▶ _DIRECTION_: Output every line exactly as written. Leave out pictures.
[begin MATERIAL PROVIDED]
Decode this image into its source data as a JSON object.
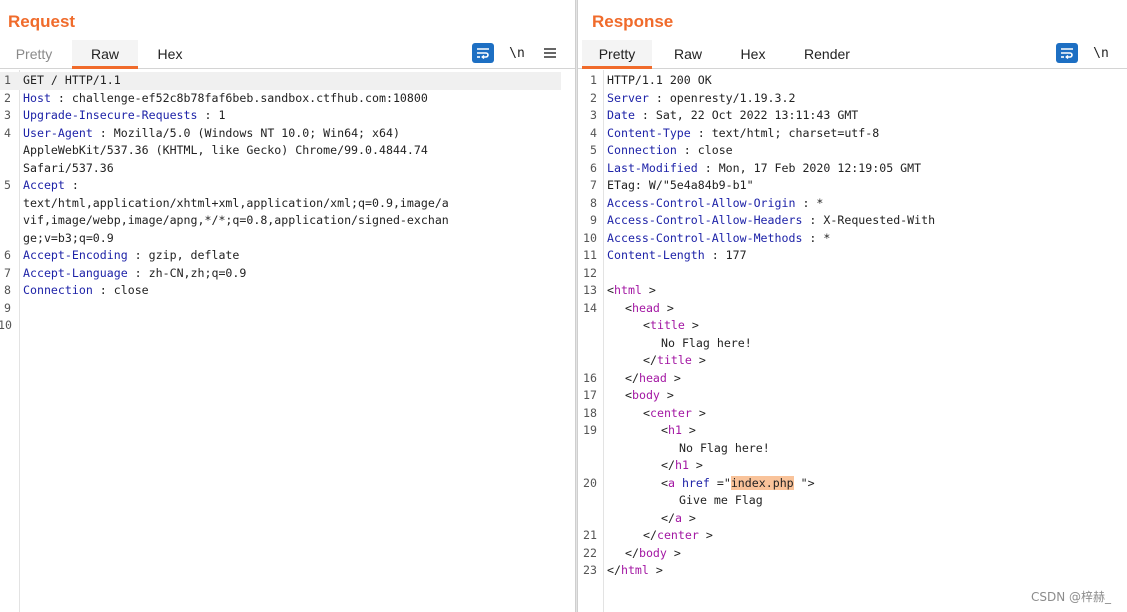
{
  "request": {
    "title": "Request",
    "tabs": [
      "Pretty",
      "Raw",
      "Hex"
    ],
    "active_tab": "Raw",
    "newline_label": "\\n",
    "lines": [
      {
        "n": "1",
        "k": "",
        "t": "GET / HTTP/1.1"
      },
      {
        "n": "2",
        "k": "Host",
        "t": " : challenge-ef52c8b78faf6beb.sandbox.ctfhub.com:10800"
      },
      {
        "n": "3",
        "k": "Upgrade-Insecure-Requests",
        "t": " : 1"
      },
      {
        "n": "4",
        "k": "User-Agent",
        "t": " : Mozilla/5.0 (Windows NT 10.0; Win64; x64)"
      },
      {
        "n": "",
        "k": "",
        "t": "AppleWebKit/537.36 (KHTML, like Gecko) Chrome/99.0.4844.74"
      },
      {
        "n": "",
        "k": "",
        "t": "Safari/537.36"
      },
      {
        "n": "5",
        "k": "Accept",
        "t": " :"
      },
      {
        "n": "",
        "k": "",
        "t": "text/html,application/xhtml+xml,application/xml;q=0.9,image/a"
      },
      {
        "n": "",
        "k": "",
        "t": "vif,image/webp,image/apng,*/*;q=0.8,application/signed-exchan"
      },
      {
        "n": "",
        "k": "",
        "t": "ge;v=b3;q=0.9"
      },
      {
        "n": "6",
        "k": "Accept-Encoding",
        "t": " : gzip, deflate"
      },
      {
        "n": "7",
        "k": "Accept-Language",
        "t": " : zh-CN,zh;q=0.9"
      },
      {
        "n": "8",
        "k": "Connection",
        "t": " : close"
      },
      {
        "n": "9",
        "k": "",
        "t": ""
      },
      {
        "n": "10",
        "k": "",
        "t": ""
      }
    ]
  },
  "response": {
    "title": "Response",
    "tabs": [
      "Pretty",
      "Raw",
      "Hex",
      "Render"
    ],
    "active_tab": "Pretty",
    "newline_label": "\\n",
    "header_lines": [
      {
        "n": "1",
        "k": "",
        "t": "HTTP/1.1 200 OK"
      },
      {
        "n": "2",
        "k": "Server",
        "t": " : openresty/1.19.3.2"
      },
      {
        "n": "3",
        "k": "Date",
        "t": " : Sat, 22 Oct 2022 13:11:43 GMT"
      },
      {
        "n": "4",
        "k": "Content-Type",
        "t": " : text/html; charset=utf-8"
      },
      {
        "n": "5",
        "k": "Connection",
        "t": " : close"
      },
      {
        "n": "6",
        "k": "Last-Modified",
        "t": " : Mon, 17 Feb 2020 12:19:05 GMT"
      },
      {
        "n": "7",
        "k": "",
        "t": "ETag: W/\"5e4a84b9-b1\""
      },
      {
        "n": "8",
        "k": "Access-Control-Allow-Origin",
        "t": " : *"
      },
      {
        "n": "9",
        "k": "Access-Control-Allow-Headers",
        "t": " : X-Requested-With"
      },
      {
        "n": "10",
        "k": "Access-Control-Allow-Methods",
        "t": " : *"
      },
      {
        "n": "11",
        "k": "Content-Length",
        "t": " : 177"
      },
      {
        "n": "12",
        "k": "",
        "t": ""
      }
    ],
    "body_lines": [
      {
        "n": "13",
        "indent": 0,
        "kind": "open",
        "tag": "html"
      },
      {
        "n": "14",
        "indent": 1,
        "kind": "open",
        "tag": "head"
      },
      {
        "n": "",
        "indent": 2,
        "kind": "open",
        "tag": "title"
      },
      {
        "n": "",
        "indent": 3,
        "kind": "text",
        "text": "No Flag here!"
      },
      {
        "n": "",
        "indent": 2,
        "kind": "close",
        "tag": "title"
      },
      {
        "n": "16",
        "indent": 1,
        "kind": "close",
        "tag": "head"
      },
      {
        "n": "17",
        "indent": 1,
        "kind": "open",
        "tag": "body"
      },
      {
        "n": "18",
        "indent": 2,
        "kind": "open",
        "tag": "center"
      },
      {
        "n": "19",
        "indent": 3,
        "kind": "open",
        "tag": "h1"
      },
      {
        "n": "",
        "indent": 4,
        "kind": "text",
        "text": "No Flag here!"
      },
      {
        "n": "",
        "indent": 3,
        "kind": "close",
        "tag": "h1"
      },
      {
        "n": "20",
        "indent": 3,
        "kind": "anchor",
        "tag": "a",
        "attr": "href",
        "value": "index.php"
      },
      {
        "n": "",
        "indent": 4,
        "kind": "text",
        "text": "Give me Flag"
      },
      {
        "n": "",
        "indent": 3,
        "kind": "close",
        "tag": "a"
      },
      {
        "n": "21",
        "indent": 2,
        "kind": "close",
        "tag": "center"
      },
      {
        "n": "22",
        "indent": 1,
        "kind": "close",
        "tag": "body"
      },
      {
        "n": "23",
        "indent": 0,
        "kind": "close",
        "tag": "html"
      }
    ]
  },
  "watermark": "CSDN @梓赫_",
  "colors": {
    "accent": "#f06b2b",
    "key": "#1e23a8",
    "tag": "#a317a3",
    "highlight": "#f9c39a",
    "button_blue": "#1d6fc3"
  },
  "icons": {
    "wrap": "word-wrap-icon",
    "menu": "hamburger-menu-icon",
    "layout_split": "split-layout-icon",
    "layout_stack": "stacked-layout-icon"
  }
}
[end MATERIAL PROVIDED]
▶ _RESULT OF THE EXERCISE_:
Decode this image into its source data as a JSON object.
{
  "request": {
    "title": "Request",
    "tabs": [
      "Pretty",
      "Raw",
      "Hex"
    ],
    "active_tab": "Raw",
    "newline_label": "\\n",
    "lines": [
      {
        "n": "1",
        "k": "",
        "t": "GET / HTTP/1.1"
      },
      {
        "n": "2",
        "k": "Host",
        "t": " : challenge-ef52c8b78faf6beb.sandbox.ctfhub.com:10800"
      },
      {
        "n": "3",
        "k": "Upgrade-Insecure-Requests",
        "t": " : 1"
      },
      {
        "n": "4",
        "k": "User-Agent",
        "t": " : Mozilla/5.0 (Windows NT 10.0; Win64; x64)"
      },
      {
        "n": "",
        "k": "",
        "t": "AppleWebKit/537.36 (KHTML, like Gecko) Chrome/99.0.4844.74"
      },
      {
        "n": "",
        "k": "",
        "t": "Safari/537.36"
      },
      {
        "n": "5",
        "k": "Accept",
        "t": " :"
      },
      {
        "n": "",
        "k": "",
        "t": "text/html,application/xhtml+xml,application/xml;q=0.9,image/a"
      },
      {
        "n": "",
        "k": "",
        "t": "vif,image/webp,image/apng,*/*;q=0.8,application/signed-exchan"
      },
      {
        "n": "",
        "k": "",
        "t": "ge;v=b3;q=0.9"
      },
      {
        "n": "6",
        "k": "Accept-Encoding",
        "t": " : gzip, deflate"
      },
      {
        "n": "7",
        "k": "Accept-Language",
        "t": " : zh-CN,zh;q=0.9"
      },
      {
        "n": "8",
        "k": "Connection",
        "t": " : close"
      },
      {
        "n": "9",
        "k": "",
        "t": ""
      },
      {
        "n": "10",
        "k": "",
        "t": ""
      }
    ]
  },
  "response": {
    "title": "Response",
    "tabs": [
      "Pretty",
      "Raw",
      "Hex",
      "Render"
    ],
    "active_tab": "Pretty",
    "newline_label": "\\n",
    "header_lines": [
      {
        "n": "1",
        "k": "",
        "t": "HTTP/1.1 200 OK"
      },
      {
        "n": "2",
        "k": "Server",
        "t": " : openresty/1.19.3.2"
      },
      {
        "n": "3",
        "k": "Date",
        "t": " : Sat, 22 Oct 2022 13:11:43 GMT"
      },
      {
        "n": "4",
        "k": "Content-Type",
        "t": " : text/html; charset=utf-8"
      },
      {
        "n": "5",
        "k": "Connection",
        "t": " : close"
      },
      {
        "n": "6",
        "k": "Last-Modified",
        "t": " : Mon, 17 Feb 2020 12:19:05 GMT"
      },
      {
        "n": "7",
        "k": "",
        "t": "ETag: W/\"5e4a84b9-b1\""
      },
      {
        "n": "8",
        "k": "Access-Control-Allow-Origin",
        "t": " : *"
      },
      {
        "n": "9",
        "k": "Access-Control-Allow-Headers",
        "t": " : X-Requested-With"
      },
      {
        "n": "10",
        "k": "Access-Control-Allow-Methods",
        "t": " : *"
      },
      {
        "n": "11",
        "k": "Content-Length",
        "t": " : 177"
      },
      {
        "n": "12",
        "k": "",
        "t": ""
      }
    ],
    "body_lines": [
      {
        "n": "13",
        "indent": 0,
        "kind": "open",
        "tag": "html"
      },
      {
        "n": "14",
        "indent": 1,
        "kind": "open",
        "tag": "head"
      },
      {
        "n": "",
        "indent": 2,
        "kind": "open",
        "tag": "title"
      },
      {
        "n": "",
        "indent": 3,
        "kind": "text",
        "text": "No Flag here!"
      },
      {
        "n": "",
        "indent": 2,
        "kind": "close",
        "tag": "title"
      },
      {
        "n": "16",
        "indent": 1,
        "kind": "close",
        "tag": "head"
      },
      {
        "n": "17",
        "indent": 1,
        "kind": "open",
        "tag": "body"
      },
      {
        "n": "18",
        "indent": 2,
        "kind": "open",
        "tag": "center"
      },
      {
        "n": "19",
        "indent": 3,
        "kind": "open",
        "tag": "h1"
      },
      {
        "n": "",
        "indent": 4,
        "kind": "text",
        "text": "No Flag here!"
      },
      {
        "n": "",
        "indent": 3,
        "kind": "close",
        "tag": "h1"
      },
      {
        "n": "20",
        "indent": 3,
        "kind": "anchor",
        "tag": "a",
        "attr": "href",
        "value": "index.php"
      },
      {
        "n": "",
        "indent": 4,
        "kind": "text",
        "text": "Give me Flag"
      },
      {
        "n": "",
        "indent": 3,
        "kind": "close",
        "tag": "a"
      },
      {
        "n": "21",
        "indent": 2,
        "kind": "close",
        "tag": "center"
      },
      {
        "n": "22",
        "indent": 1,
        "kind": "close",
        "tag": "body"
      },
      {
        "n": "23",
        "indent": 0,
        "kind": "close",
        "tag": "html"
      }
    ]
  },
  "watermark": "CSDN @梓赫_",
  "colors": {
    "accent": "#f06b2b",
    "key": "#1e23a8",
    "tag": "#a317a3",
    "highlight": "#f9c39a",
    "button_blue": "#1d6fc3"
  },
  "icons": {
    "wrap": "word-wrap-icon",
    "menu": "hamburger-menu-icon",
    "layout_split": "split-layout-icon",
    "layout_stack": "stacked-layout-icon"
  }
}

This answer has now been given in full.